* **Records for this exercise**:
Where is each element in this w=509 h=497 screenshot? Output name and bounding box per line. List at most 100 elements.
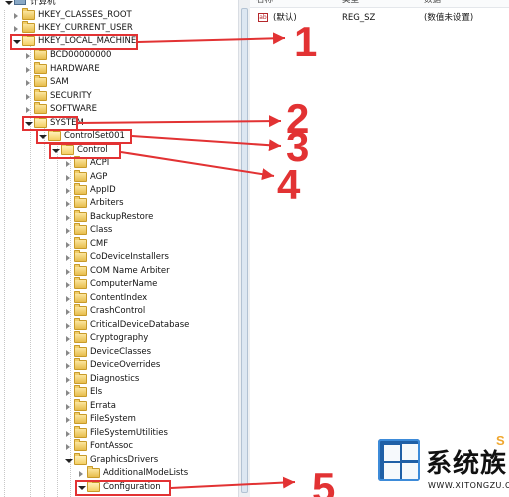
- expand-arrow-icon[interactable]: [5, 1, 13, 5]
- tree-node-software[interactable]: SOFTWARE: [26, 102, 136, 116]
- tree-node-bcd00000000[interactable]: BCD00000000: [26, 48, 136, 62]
- tree-node-graphicsdrivers[interactable]: GraphicsDrivers: [65, 453, 186, 467]
- tree-vertical-scrollbar[interactable]: [238, 0, 250, 497]
- collapse-arrow-icon[interactable]: [14, 26, 18, 32]
- header-name[interactable]: 名称: [256, 0, 273, 4]
- collapse-arrow-icon[interactable]: [66, 336, 70, 342]
- registry-tree-pane: 计算机 HKEY_CLASSES_ROOT HKEY_CURRENT_USER …: [0, 0, 238, 497]
- tree-node-additionalmodelists[interactable]: AdditionalModeLists: [79, 466, 209, 480]
- collapse-arrow-icon[interactable]: [66, 309, 70, 315]
- tree-node-els[interactable]: Els: [66, 385, 146, 399]
- tree-node-label: AGP: [90, 172, 108, 182]
- collapse-arrow-icon[interactable]: [66, 282, 70, 288]
- expand-arrow-icon[interactable]: [65, 459, 73, 463]
- collapse-arrow-icon[interactable]: [66, 255, 70, 261]
- collapse-arrow-icon[interactable]: [66, 201, 70, 207]
- tree-node-arbiters[interactable]: Arbiters: [66, 196, 166, 210]
- folder-icon: [34, 48, 47, 60]
- folder-icon: [22, 21, 35, 33]
- tree-node-filesystem[interactable]: FileSystem: [66, 412, 166, 426]
- tree-node-appid[interactable]: AppID: [66, 183, 166, 197]
- collapse-arrow-icon[interactable]: [66, 404, 70, 410]
- tree-node-label: GraphicsDrivers: [90, 455, 159, 465]
- tree-node-agp[interactable]: AGP: [66, 170, 166, 184]
- tree-node-label: CoDeviceInstallers: [90, 252, 169, 262]
- tree-node-label: Cryptography: [90, 333, 149, 343]
- collapse-arrow-icon[interactable]: [66, 377, 70, 383]
- collapse-arrow-icon[interactable]: [26, 80, 30, 86]
- folder-icon: [22, 8, 35, 20]
- collapse-arrow-icon[interactable]: [66, 390, 70, 396]
- collapse-arrow-icon[interactable]: [66, 431, 70, 437]
- header-data[interactable]: 数据: [424, 0, 441, 4]
- watermark-url: WWW.XITONGZU.COM: [428, 481, 509, 490]
- collapse-arrow-icon[interactable]: [66, 161, 70, 167]
- value-row-default[interactable]: ab (默认) REG_SZ (数值未设置): [250, 11, 509, 25]
- tree-node-diagnostics[interactable]: Diagnostics: [66, 372, 186, 386]
- callout-number-1: 1: [294, 18, 318, 65]
- tree-node-label: AppID: [90, 185, 116, 195]
- header-type[interactable]: 类型: [342, 0, 359, 4]
- tree-node-deviceoverrides[interactable]: DeviceOverrides: [66, 358, 186, 372]
- collapse-arrow-icon[interactable]: [14, 13, 18, 19]
- tree-node-label: COM Name Arbiter: [90, 266, 170, 276]
- tree-node-label: SECURITY: [50, 91, 92, 101]
- collapse-arrow-icon[interactable]: [66, 444, 70, 450]
- collapse-arrow-icon[interactable]: [66, 242, 70, 248]
- tree-node-security[interactable]: SECURITY: [26, 89, 136, 103]
- tree-node-filesystemutilities[interactable]: FileSystemUtilities: [66, 426, 196, 440]
- folder-icon: [74, 277, 87, 289]
- collapse-arrow-icon[interactable]: [26, 67, 30, 73]
- tree-node-label: SAM: [50, 77, 69, 87]
- collapse-arrow-icon[interactable]: [66, 175, 70, 181]
- tree-node-label: Els: [90, 387, 103, 397]
- folder-icon: [74, 385, 87, 397]
- tree-node-backuprestore[interactable]: BackupRestore: [66, 210, 176, 224]
- collapse-arrow-icon[interactable]: [26, 53, 30, 59]
- collapse-arrow-icon[interactable]: [66, 323, 70, 329]
- registry-values-pane: 名称 类型 数据 ab (默认) REG_SZ (数值未设置): [250, 0, 509, 497]
- collapse-arrow-icon[interactable]: [26, 94, 30, 100]
- folder-icon: [34, 75, 47, 87]
- tree-node-deviceclasses[interactable]: DeviceClasses: [66, 345, 186, 359]
- tree-node-label: Diagnostics: [90, 374, 140, 384]
- collapse-arrow-icon[interactable]: [66, 363, 70, 369]
- tree-node-label: CriticalDeviceDatabase: [90, 320, 190, 330]
- folder-icon: [74, 250, 87, 262]
- tree-node-crashcontrol[interactable]: CrashControl: [66, 304, 186, 318]
- tree-node-criticaldevicedatabase[interactable]: CriticalDeviceDatabase: [66, 318, 206, 332]
- folder-icon: [74, 210, 87, 222]
- tree-node-label: FontAssoc: [90, 441, 134, 451]
- scrollbar-thumb[interactable]: [241, 8, 248, 493]
- tree-node-computername[interactable]: ComputerName: [66, 277, 186, 291]
- collapse-arrow-icon[interactable]: [66, 188, 70, 194]
- tree-node-hardware[interactable]: HARDWARE: [26, 62, 136, 76]
- tree-node-cmf[interactable]: CMF: [66, 237, 166, 251]
- watermark-badge: S: [496, 433, 505, 448]
- tree-node-label: FileSystemUtilities: [90, 428, 168, 438]
- collapse-arrow-icon[interactable]: [79, 471, 83, 477]
- collapse-arrow-icon[interactable]: [66, 296, 70, 302]
- collapse-arrow-icon[interactable]: [66, 228, 70, 234]
- value-data: (数值未设置): [424, 13, 474, 23]
- tree-node-codeviceinstallers[interactable]: CoDeviceInstallers: [66, 250, 196, 264]
- tree-node-com-name-arbiter[interactable]: COM Name Arbiter: [66, 264, 196, 278]
- tree-node-sam[interactable]: SAM: [26, 75, 136, 89]
- tree-node-fontassoc[interactable]: FontAssoc: [66, 439, 166, 453]
- tree-root-computer[interactable]: 计算机: [5, 0, 76, 9]
- tree-node-label: SOFTWARE: [50, 104, 98, 114]
- folder-icon: [74, 264, 87, 276]
- folder-icon: [74, 318, 87, 330]
- site-watermark: 系统族 WWW.XITONGZU.COM S: [368, 433, 509, 497]
- collapse-arrow-icon[interactable]: [66, 269, 70, 275]
- collapse-arrow-icon[interactable]: [66, 417, 70, 423]
- tree-node-cryptography[interactable]: Cryptography: [66, 331, 186, 345]
- tree-node-hkey-classes-root[interactable]: HKEY_CLASSES_ROOT: [14, 8, 134, 22]
- collapse-arrow-icon[interactable]: [66, 215, 70, 221]
- collapse-arrow-icon[interactable]: [26, 107, 30, 113]
- collapse-arrow-icon[interactable]: [66, 350, 70, 356]
- highlight-box-configuration: [75, 480, 171, 496]
- tree-node-contentindex[interactable]: ContentIndex: [66, 291, 186, 305]
- highlight-box-hkey-local-machine: [10, 34, 138, 50]
- tree-node-class[interactable]: Class: [66, 223, 166, 237]
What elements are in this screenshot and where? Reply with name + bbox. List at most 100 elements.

* **Given problem**: Copy every line of the items above word for word, omitting the pictures.

* **Answer to the problem**:
Where is each element in this w=509 h=497 screenshot? Output name and bounding box per line. List at most 100 elements.
- expand-arrow-icon[interactable]: [5, 1, 13, 5]
- tree-node-software[interactable]: SOFTWARE: [26, 102, 136, 116]
- tree-node-bcd00000000[interactable]: BCD00000000: [26, 48, 136, 62]
- tree-node-graphicsdrivers[interactable]: GraphicsDrivers: [65, 453, 186, 467]
- tree-vertical-scrollbar[interactable]: [238, 0, 250, 497]
- collapse-arrow-icon[interactable]: [14, 26, 18, 32]
- header-name[interactable]: 名称: [256, 0, 273, 4]
- collapse-arrow-icon[interactable]: [66, 336, 70, 342]
- registry-tree-pane: 计算机 HKEY_CLASSES_ROOT HKEY_CURRENT_USER …: [0, 0, 238, 497]
- tree-node-additionalmodelists[interactable]: AdditionalModeLists: [79, 466, 209, 480]
- collapse-arrow-icon[interactable]: [66, 309, 70, 315]
- tree-node-els[interactable]: Els: [66, 385, 146, 399]
- tree-node-label: AGP: [90, 172, 108, 182]
- collapse-arrow-icon[interactable]: [66, 282, 70, 288]
- expand-arrow-icon[interactable]: [65, 459, 73, 463]
- collapse-arrow-icon[interactable]: [66, 255, 70, 261]
- collapse-arrow-icon[interactable]: [66, 201, 70, 207]
- tree-node-arbiters[interactable]: Arbiters: [66, 196, 166, 210]
- folder-icon: [34, 48, 47, 60]
- folder-icon: [22, 21, 35, 33]
- tree-node-filesystem[interactable]: FileSystem: [66, 412, 166, 426]
- tree-node-appid[interactable]: AppID: [66, 183, 166, 197]
- collapse-arrow-icon[interactable]: [66, 404, 70, 410]
- tree-node-label: GraphicsDrivers: [90, 455, 159, 465]
- tree-node-agp[interactable]: AGP: [66, 170, 166, 184]
- tree-node-label: CoDeviceInstallers: [90, 252, 169, 262]
- tree-node-label: Cryptography: [90, 333, 149, 343]
- collapse-arrow-icon[interactable]: [66, 377, 70, 383]
- collapse-arrow-icon[interactable]: [26, 80, 30, 86]
- folder-icon: [22, 8, 35, 20]
- collapse-arrow-icon[interactable]: [66, 390, 70, 396]
- collapse-arrow-icon[interactable]: [66, 431, 70, 437]
- header-data[interactable]: 数据: [424, 0, 441, 4]
- watermark-url: WWW.XITONGZU.COM: [428, 481, 509, 490]
- collapse-arrow-icon[interactable]: [66, 161, 70, 167]
- value-row-default[interactable]: ab (默认) REG_SZ (数值未设置): [250, 11, 509, 25]
- tree-node-diagnostics[interactable]: Diagnostics: [66, 372, 186, 386]
- callout-number-1: 1: [294, 18, 318, 65]
- tree-node-label: AppID: [90, 185, 116, 195]
- header-type[interactable]: 类型: [342, 0, 359, 4]
- tree-node-deviceoverrides[interactable]: DeviceOverrides: [66, 358, 186, 372]
- collapse-arrow-icon[interactable]: [14, 13, 18, 19]
- tree-node-label: COM Name Arbiter: [90, 266, 170, 276]
- tree-node-label: SECURITY: [50, 91, 92, 101]
- collapse-arrow-icon[interactable]: [66, 444, 70, 450]
- collapse-arrow-icon[interactable]: [66, 242, 70, 248]
- tree-node-security[interactable]: SECURITY: [26, 89, 136, 103]
- tree-node-filesystemutilities[interactable]: FileSystemUtilities: [66, 426, 196, 440]
- folder-icon: [74, 277, 87, 289]
- collapse-arrow-icon[interactable]: [26, 67, 30, 73]
- tree-node-label: SAM: [50, 77, 69, 87]
- collapse-arrow-icon[interactable]: [66, 175, 70, 181]
- tree-node-label: Els: [90, 387, 103, 397]
- folder-icon: [74, 385, 87, 397]
- tree-node-backuprestore[interactable]: BackupRestore: [66, 210, 176, 224]
- collapse-arrow-icon[interactable]: [26, 53, 30, 59]
- collapse-arrow-icon[interactable]: [66, 323, 70, 329]
- registry-values-pane: 名称 类型 数据 ab (默认) REG_SZ (数值未设置): [250, 0, 509, 497]
- collapse-arrow-icon[interactable]: [26, 94, 30, 100]
- folder-icon: [34, 75, 47, 87]
- tree-node-deviceclasses[interactable]: DeviceClasses: [66, 345, 186, 359]
- tree-node-label: Diagnostics: [90, 374, 140, 384]
- collapse-arrow-icon[interactable]: [66, 363, 70, 369]
- tree-node-label: CriticalDeviceDatabase: [90, 320, 190, 330]
- folder-icon: [74, 250, 87, 262]
- tree-node-crashcontrol[interactable]: CrashControl: [66, 304, 186, 318]
- tree-node-criticaldevicedatabase[interactable]: CriticalDeviceDatabase: [66, 318, 206, 332]
- folder-icon: [74, 210, 87, 222]
- tree-node-label: FontAssoc: [90, 441, 134, 451]
- scrollbar-thumb[interactable]: [241, 8, 248, 493]
- tree-node-computername[interactable]: ComputerName: [66, 277, 186, 291]
- collapse-arrow-icon[interactable]: [66, 188, 70, 194]
- tree-node-hardware[interactable]: HARDWARE: [26, 62, 136, 76]
- tree-node-cmf[interactable]: CMF: [66, 237, 166, 251]
- watermark-badge: S: [496, 433, 505, 448]
- tree-node-label: FileSystemUtilities: [90, 428, 168, 438]
- collapse-arrow-icon[interactable]: [79, 471, 83, 477]
- collapse-arrow-icon[interactable]: [66, 296, 70, 302]
- collapse-arrow-icon[interactable]: [66, 228, 70, 234]
- value-data: (数值未设置): [424, 13, 474, 23]
- tree-node-codeviceinstallers[interactable]: CoDeviceInstallers: [66, 250, 196, 264]
- tree-node-com-name-arbiter[interactable]: COM Name Arbiter: [66, 264, 196, 278]
- tree-node-sam[interactable]: SAM: [26, 75, 136, 89]
- tree-node-fontassoc[interactable]: FontAssoc: [66, 439, 166, 453]
- tree-root-computer[interactable]: 计算机: [5, 0, 76, 9]
- tree-node-label: SOFTWARE: [50, 104, 98, 114]
- folder-icon: [74, 264, 87, 276]
- folder-icon: [74, 318, 87, 330]
- site-watermark: 系统族 WWW.XITONGZU.COM S: [368, 433, 509, 497]
- collapse-arrow-icon[interactable]: [66, 269, 70, 275]
- collapse-arrow-icon[interactable]: [66, 417, 70, 423]
- tree-node-cryptography[interactable]: Cryptography: [66, 331, 186, 345]
- tree-node-hkey-classes-root[interactable]: HKEY_CLASSES_ROOT: [14, 8, 134, 22]
- collapse-arrow-icon[interactable]: [66, 215, 70, 221]
- collapse-arrow-icon[interactable]: [26, 107, 30, 113]
- collapse-arrow-icon[interactable]: [66, 350, 70, 356]
- highlight-box-configuration: [75, 480, 171, 496]
- tree-node-contentindex[interactable]: ContentIndex: [66, 291, 186, 305]
- highlight-box-hkey-local-machine: [10, 34, 138, 50]
- tree-node-class[interactable]: Class: [66, 223, 166, 237]
What elements are in this screenshot and where? Reply with name + bbox. List at most 100 elements.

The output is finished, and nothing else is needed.